Data records
◆ ◆ ◆ ◆ ◆ ◆ ◆

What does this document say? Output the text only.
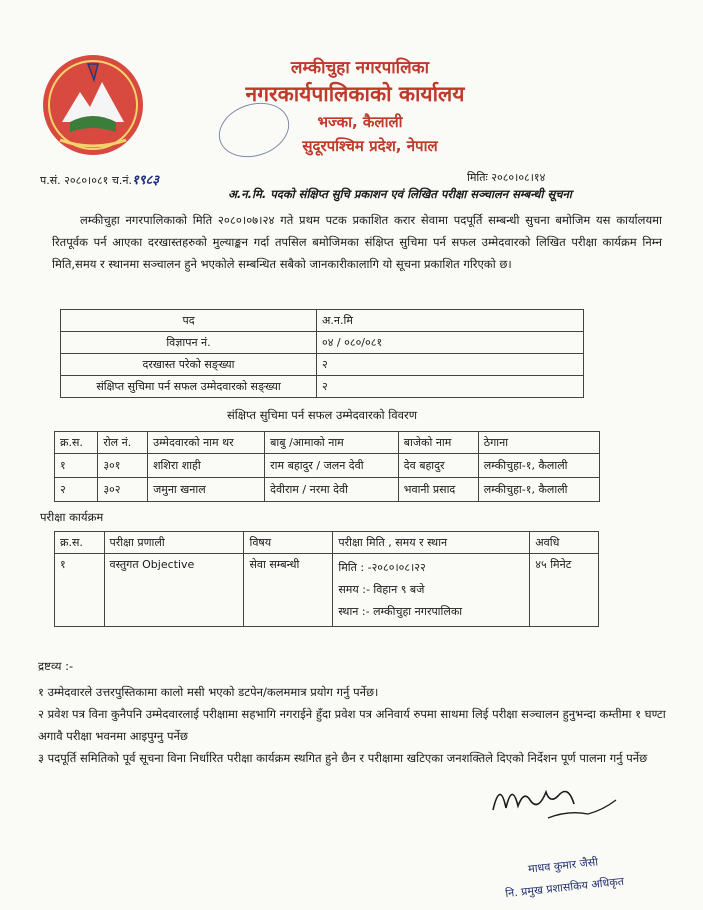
लम्कीचुहा नगरपालिका
नगरकार्यपालिकाको कार्यालय
भज्का, कैलाली
सुदूरपश्चिम प्रदेश, नेपाल
प.सं. २०८०।०८१ च.नं.१९८३	मितिः २०८०।०८।१४
अ.न.मि. पदको संक्षिप्त सुचि प्रकाशन एवं लिखित परीक्षा सञ्चालन सम्बन्धी सूचना

लम्कीचुहा नगरपालिकाको मिति २०८०।०७।२४ गते प्रथम पटक प्रकाशित करार सेवामा पदपूर्ति सम्बन्धी सुचना बमोजिम यस कार्यालयमा रितपूर्वक पर्न आएका दरखास्तहरुको मुल्याङ्कन गर्दा तपसिल बमोजिमका संक्षिप्त सुचिमा पर्न सफल उम्मेदवारको लिखित परीक्षा कार्यक्रम निम्न मिति,समय र स्थानमा सञ्चालन हुने भएकोले सम्बन्धित सबैको जानकारीकालागि यो सूचना प्रकाशित गरिएको छ।

पद	अ.न.मि
विज्ञापन नं.	०४ / ०८०/०८१
दरखास्त परेको सङ्ख्या	२
संक्षिप्त सुचिमा पर्न सफल उम्मेदवारको सङ्ख्या	२
संक्षिप्त सुचिमा पर्न सफल उम्मेदवारको विवरण
क्र.स.	रोल नं.	उम्मेदवारको नाम थर	बाबु /आमाको नाम	बाजेको नाम	ठेगाना
१	३०१	शशिरा शाही	राम बहादुर / जलन देवी	देव बहादुर	लम्कीचुहा-१, कैलाली
२	३०२	जमुना खनाल	देवीराम / नरमा देवी	भवानी प्रसाद	लम्कीचुहा-१, कैलाली
परीक्षा कार्यक्रम
क्र.स.	परीक्षा प्रणाली	विषय	परीक्षा मिति , समय र स्थान	अवधि
१	वस्तुगत Objective	सेवा सम्बन्धी	मिति : -२०८०।०८।२२
समय :- विहान ९ बजे
स्थान :- लम्कीचुहा नगरपालिका	४५ मिनेट
द्रष्टव्य :-
१ उम्मेदवारले उत्तरपुस्तिकामा कालो मसी भएको डटपेन/कलममात्र प्रयोग गर्नु पर्नेछ।
२ प्रवेश पत्र विना कुनैपनि उम्मेदवारलाई परीक्षामा सहभागि नगराईने हुँदा प्रवेश पत्र अनिवार्य रुपमा साथमा लिई परीक्षा सञ्चालन हुनुभन्दा कम्तीमा १ घण्टा अगावै परीक्षा भवनमा आइपुग्नु पर्नेछ
३ पदपूर्ति समितिको पूर्व सूचना विना निर्धारित परीक्षा कार्यक्रम स्थगित हुने छैन र परीक्षामा खटिएका जनशक्तिले दिएको निर्देशन पूर्ण पालना गर्नु पर्नेछ
माधव कुमार जैसी
नि. प्रमुख प्रशासकिय अधिकृत
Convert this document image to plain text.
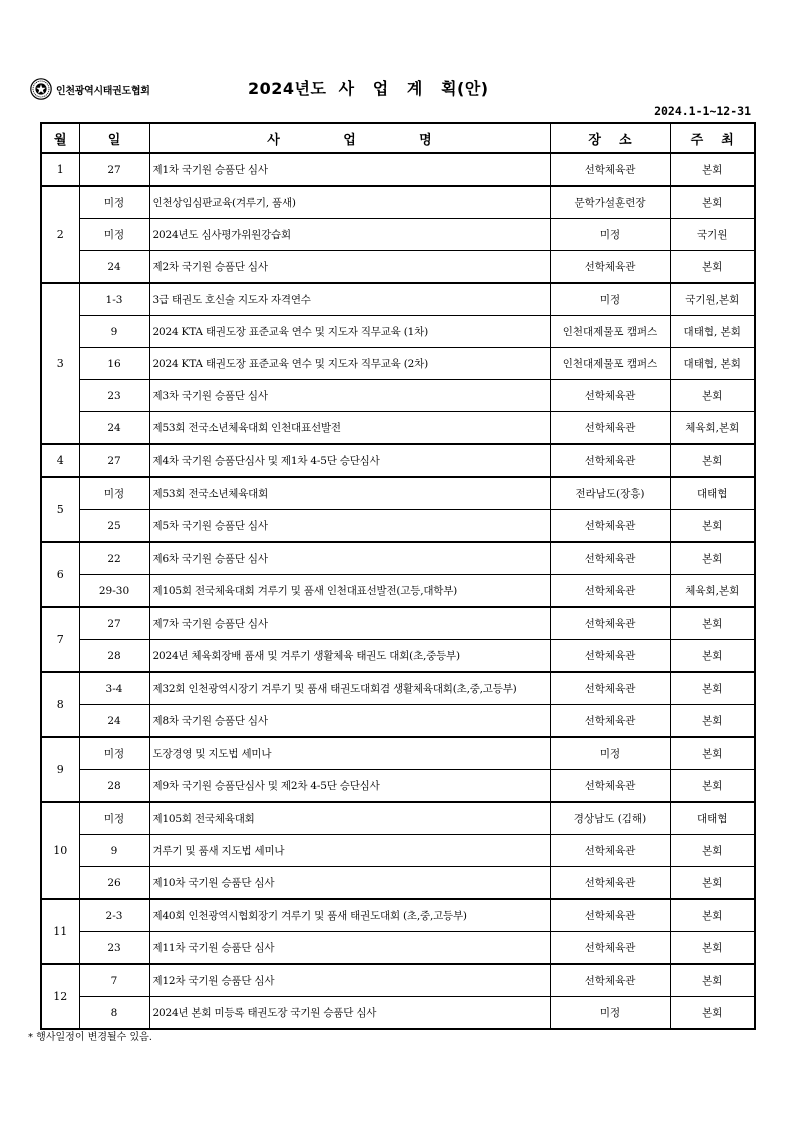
인천광역시태권도협회	2024년도  사   업   계   획(안)
2024.1-1~12-31
월	일	사              업              명	장    소	주    최
1	27	제1차 국기원 승품단 심사	선학체육관	본회
2	미정	인천상임심판교육(겨루기, 품새)	문학가설훈련장	본회
	미정	2024년도 심사평가위원강습회	미정	국기원
	24	제2차 국기원 승품단 심사	선학체육관	본회
3	1-3	3급 태권도 호신술 지도자 자격연수	미정	국기원,본회
	9	2024 KTA 태권도장 표준교육 연수 및 지도자 직무교육 (1차)	인천대제물포 캠퍼스	대태협, 본회
	16	2024 KTA 태권도장 표준교육 연수 및 지도자 직무교육 (2차)	인천대제물포 캠퍼스	대태협, 본회
	23	제3차 국기원 승품단 심사	선학체육관	본회
	24	제53회 전국소년체육대회 인천대표선발전	선학체육관	체육회,본회
4	27	제4차 국기원 승품단심사 및 제1차 4-5단 승단심사	선학체육관	본회
5	미정	제53회 전국소년체육대회	전라남도(장흥)	대태협
	25	제5차 국기원 승품단 심사	선학체육관	본회
6	22	제6차 국기원 승품단 심사	선학체육관	본회
	29-30	제105회 전국체육대회 겨루기 및 품새 인천대표선발전(고등,대학부)	선학체육관	체육회,본회
7	27	제7차 국기원 승품단 심사	선학체육관	본회
	28	2024년 체육회장배 품새 및 겨루기 생활체육 태권도 대회(초,중등부)	선학체육관	본회
8	3-4	제32회 인천광역시장기 겨루기 및 품새 태권도대회겸 생활체육대회(초,중,고등부)	선학체육관	본회
	24	제8차 국기원 승품단 심사	선학체육관	본회
9	미정	도장경영 및 지도법 세미나	미정	본회
	28	제9차 국기원 승품단심사 및 제2차 4-5단 승단심사	선학체육관	본회
10	미정	제105회 전국체육대회	경상남도 (김해)	대태협
	9	겨루기 및 품새 지도법 세미나	선학체육관	본회
	26	제10차 국기원 승품단 심사	선학체육관	본회
11	2-3	제40회 인천광역시협회장기 겨루기 및 품새 태권도대회 (초,중,고등부)	선학체육관	본회
	23	제11차 국기원 승품단 심사	선학체육관	본회
12	7	제12차 국기원 승품단 심사	선학체육관	본회
	8	2024년 본회 미등록 태권도장 국기원 승품단 심사	미정	본회
* 행사일정이 변경될수 있음.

◆ ◆ ◆ ◆ ◆ ◆ ◆

■ STATED EXERCISE ■
Strip out the images, then output the records above word for word.

■ OUTPUT BELOW ■
What does this document say? Output the text only.
लम्कीचुहा नगरपालिका
नगरकार्यपालिकाको कार्यालय
भज्का, कैलाली
सुदूरपश्चिम प्रदेश, नेपाल
प.सं. २०८०।०८१ च.नं.१९८३	मितिः २०८०।०८।१४
अ.न.मि. पदको संक्षिप्त सुचि प्रकाशन एवं लिखित परीक्षा सञ्चालन सम्बन्धी सूचना

लम्कीचुहा नगरपालिकाको मिति २०८०।०७।२४ गते प्रथम पटक प्रकाशित करार सेवामा पदपूर्ति सम्बन्धी सुचना बमोजिम यस कार्यालयमा रितपूर्वक पर्न आएका दरखास्तहरुको मुल्याङ्कन गर्दा तपसिल बमोजिमका संक्षिप्त सुचिमा पर्न सफल उम्मेदवारको लिखित परीक्षा कार्यक्रम निम्न मिति,समय र स्थानमा सञ्चालन हुने भएकोले सम्बन्धित सबैको जानकारीकालागि यो सूचना प्रकाशित गरिएको छ।

पद	अ.न.मि
विज्ञापन नं.	०४ / ०८०/०८१
दरखास्त परेको सङ्ख्या	२
संक्षिप्त सुचिमा पर्न सफल उम्मेदवारको सङ्ख्या	२
संक्षिप्त सुचिमा पर्न सफल उम्मेदवारको विवरण
क्र.स.	रोल नं.	उम्मेदवारको नाम थर	बाबु /आमाको नाम	बाजेको नाम	ठेगाना
१	३०१	शशिरा शाही	राम बहादुर / जलन देवी	देव बहादुर	लम्कीचुहा-१, कैलाली
२	३०२	जमुना खनाल	देवीराम / नरमा देवी	भवानी प्रसाद	लम्कीचुहा-१, कैलाली
परीक्षा कार्यक्रम
क्र.स.	परीक्षा प्रणाली	विषय	परीक्षा मिति , समय र स्थान	अवधि
१	वस्तुगत Objective	सेवा सम्बन्धी	मिति : -२०८०।०८।२२
समय :- विहान ९ बजे
स्थान :- लम्कीचुहा नगरपालिका	४५ मिनेट
द्रष्टव्य :-
१ उम्मेदवारले उत्तरपुस्तिकामा कालो मसी भएको डटपेन/कलममात्र प्रयोग गर्नु पर्नेछ।
२ प्रवेश पत्र विना कुनैपनि उम्मेदवारलाई परीक्षामा सहभागि नगराईने हुँदा प्रवेश पत्र अनिवार्य रुपमा साथमा लिई परीक्षा सञ्चालन हुनुभन्दा कम्तीमा १ घण्टा अगावै परीक्षा भवनमा आइपुग्नु पर्नेछ
३ पदपूर्ति समितिको पूर्व सूचना विना निर्धारित परीक्षा कार्यक्रम स्थगित हुने छैन र परीक्षामा खटिएका जनशक्तिले दिएको निर्देशन पूर्ण पालना गर्नु पर्नेछ
माधव कुमार जैसी
नि. प्रमुख प्रशासकिय अधिकृत
Convert this document image to plain text.
인천광역시태권도협회	2024년도  사   업   계   획(안)
2024.1-1~12-31
월	일	사              업              명	장    소	주    최
1	27	제1차 국기원 승품단 심사	선학체육관	본회
2	미정	인천상임심판교육(겨루기, 품새)	문학가설훈련장	본회
	미정	2024년도 심사평가위원강습회	미정	국기원
	24	제2차 국기원 승품단 심사	선학체육관	본회
3	1-3	3급 태권도 호신술 지도자 자격연수	미정	국기원,본회
	9	2024 KTA 태권도장 표준교육 연수 및 지도자 직무교육 (1차)	인천대제물포 캠퍼스	대태협, 본회
	16	2024 KTA 태권도장 표준교육 연수 및 지도자 직무교육 (2차)	인천대제물포 캠퍼스	대태협, 본회
	23	제3차 국기원 승품단 심사	선학체육관	본회
	24	제53회 전국소년체육대회 인천대표선발전	선학체육관	체육회,본회
4	27	제4차 국기원 승품단심사 및 제1차 4-5단 승단심사	선학체육관	본회
5	미정	제53회 전국소년체육대회	전라남도(장흥)	대태협
	25	제5차 국기원 승품단 심사	선학체육관	본회
6	22	제6차 국기원 승품단 심사	선학체육관	본회
	29-30	제105회 전국체육대회 겨루기 및 품새 인천대표선발전(고등,대학부)	선학체육관	체육회,본회
7	27	제7차 국기원 승품단 심사	선학체육관	본회
	28	2024년 체육회장배 품새 및 겨루기 생활체육 태권도 대회(초,중등부)	선학체육관	본회
8	3-4	제32회 인천광역시장기 겨루기 및 품새 태권도대회겸 생활체육대회(초,중,고등부)	선학체육관	본회
	24	제8차 국기원 승품단 심사	선학체육관	본회
9	미정	도장경영 및 지도법 세미나	미정	본회
	28	제9차 국기원 승품단심사 및 제2차 4-5단 승단심사	선학체육관	본회
10	미정	제105회 전국체육대회	경상남도 (김해)	대태협
	9	겨루기 및 품새 지도법 세미나	선학체육관	본회
	26	제10차 국기원 승품단 심사	선학체육관	본회
11	2-3	제40회 인천광역시협회장기 겨루기 및 품새 태권도대회 (초,중,고등부)	선학체육관	본회
	23	제11차 국기원 승품단 심사	선학체육관	본회
12	7	제12차 국기원 승품단 심사	선학체육관	본회
	8	2024년 본회 미등록 태권도장 국기원 승품단 심사	미정	본회
* 행사일정이 변경될수 있음.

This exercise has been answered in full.